- [Required work] Word for word, repeat the entries, minus the pictures.

- [Source material]

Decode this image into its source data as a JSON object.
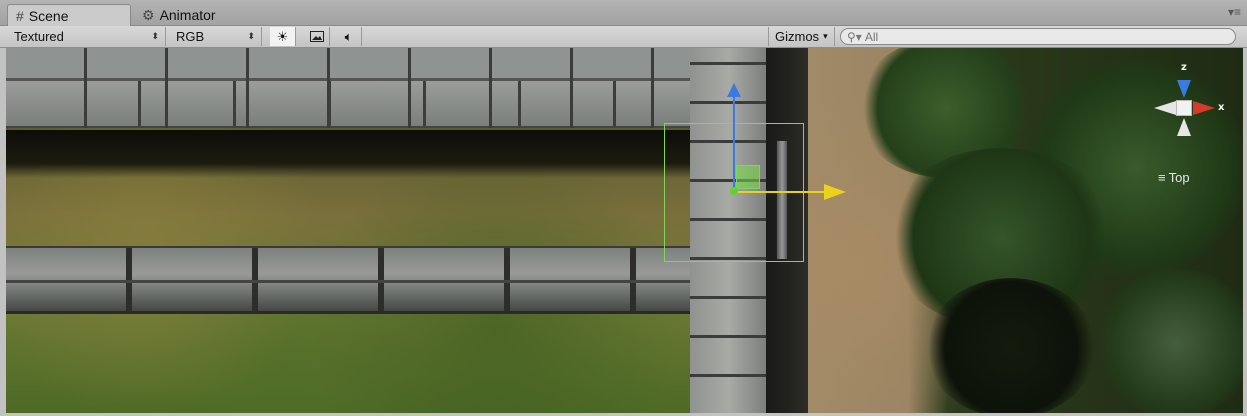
{
  "tabs": [
    {
      "icon": "#",
      "label": "Scene",
      "active": true
    },
    {
      "icon": "⚙",
      "label": "Animator",
      "active": false
    }
  ],
  "toolbar": {
    "render_mode": "Textured",
    "color_mode": "RGB",
    "gizmos_label": "Gizmos",
    "search_placeholder": "All"
  },
  "orientation": {
    "z_label": "z",
    "x_label": "x",
    "view_label": "Top"
  },
  "colors": {
    "axis_x": "#d63a2a",
    "axis_y": "#3b7ae0",
    "axis_z_move": "#e8d21b",
    "selection": "#7ed65a"
  }
}
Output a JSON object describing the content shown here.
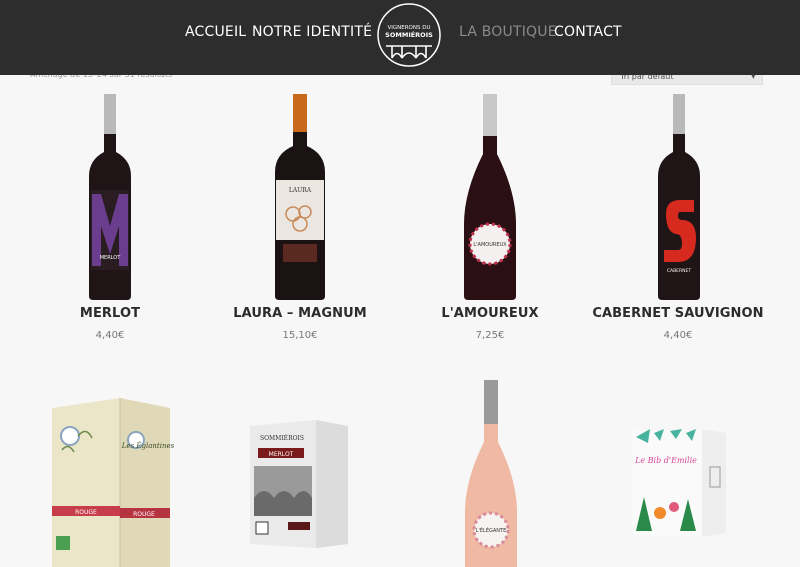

- [Answer in full]
Decode this image into its source data as a JSON object.
{
  "tabs": [
    {
      "icon": "#",
      "label": "Scene",
      "active": true
    },
    {
      "icon": "⚙",
      "label": "Animator",
      "active": false
    }
  ],
  "toolbar": {
    "render_mode": "Textured",
    "color_mode": "RGB",
    "gizmos_label": "Gizmos",
    "search_placeholder": "All"
  },
  "orientation": {
    "z_label": "z",
    "x_label": "x",
    "view_label": "Top"
  },
  "colors": {
    "axis_x": "#d63a2a",
    "axis_y": "#3b7ae0",
    "axis_z_move": "#e8d21b",
    "selection": "#7ed65a"
  }
}
Output a JSON object describing the content shown here.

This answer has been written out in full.